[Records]
|---|
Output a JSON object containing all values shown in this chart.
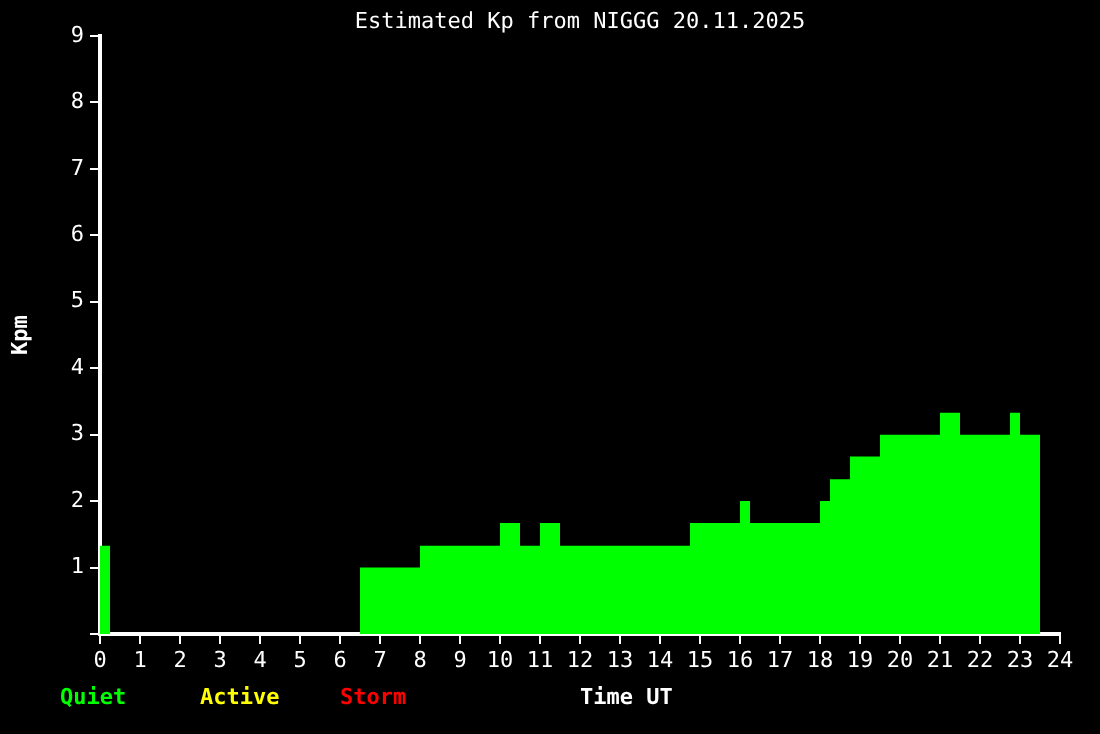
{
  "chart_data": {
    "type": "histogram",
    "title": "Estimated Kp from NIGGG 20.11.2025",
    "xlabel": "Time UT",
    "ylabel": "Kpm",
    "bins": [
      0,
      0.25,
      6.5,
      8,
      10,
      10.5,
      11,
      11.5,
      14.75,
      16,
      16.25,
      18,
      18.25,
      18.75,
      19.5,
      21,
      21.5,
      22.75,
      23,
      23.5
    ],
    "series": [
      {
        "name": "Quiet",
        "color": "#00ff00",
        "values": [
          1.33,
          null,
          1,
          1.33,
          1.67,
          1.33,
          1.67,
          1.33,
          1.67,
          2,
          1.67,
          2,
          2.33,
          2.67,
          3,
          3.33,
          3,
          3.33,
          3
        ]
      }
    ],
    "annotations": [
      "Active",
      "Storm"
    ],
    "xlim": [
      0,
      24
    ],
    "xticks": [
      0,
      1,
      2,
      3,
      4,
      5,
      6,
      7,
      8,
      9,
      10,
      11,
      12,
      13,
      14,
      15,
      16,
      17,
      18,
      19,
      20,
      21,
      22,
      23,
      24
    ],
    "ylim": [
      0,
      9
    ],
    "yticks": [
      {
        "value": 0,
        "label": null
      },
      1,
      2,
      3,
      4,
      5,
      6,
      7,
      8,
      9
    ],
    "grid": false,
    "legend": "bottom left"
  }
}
|---|
Without including the pictures, reproduce all entries exactly.

Reply =>
Output a JSON object containing all values shown in this chart.
{
  "chart_data": {
    "type": "histogram",
    "title": "Estimated Kp from NIGGG 20.11.2025",
    "xlabel": "Time UT",
    "ylabel": "Kpm",
    "bins": [
      0,
      0.25,
      6.5,
      8,
      10,
      10.5,
      11,
      11.5,
      14.75,
      16,
      16.25,
      18,
      18.25,
      18.75,
      19.5,
      21,
      21.5,
      22.75,
      23,
      23.5
    ],
    "series": [
      {
        "name": "Quiet",
        "color": "#00ff00",
        "values": [
          1.33,
          null,
          1,
          1.33,
          1.67,
          1.33,
          1.67,
          1.33,
          1.67,
          2,
          1.67,
          2,
          2.33,
          2.67,
          3,
          3.33,
          3,
          3.33,
          3
        ]
      }
    ],
    "annotations": [
      "Active",
      "Storm"
    ],
    "xlim": [
      0,
      24
    ],
    "xticks": [
      0,
      1,
      2,
      3,
      4,
      5,
      6,
      7,
      8,
      9,
      10,
      11,
      12,
      13,
      14,
      15,
      16,
      17,
      18,
      19,
      20,
      21,
      22,
      23,
      24
    ],
    "ylim": [
      0,
      9
    ],
    "yticks": [
      {
        "value": 0,
        "label": null
      },
      1,
      2,
      3,
      4,
      5,
      6,
      7,
      8,
      9
    ],
    "grid": false,
    "legend": "bottom left"
  }
}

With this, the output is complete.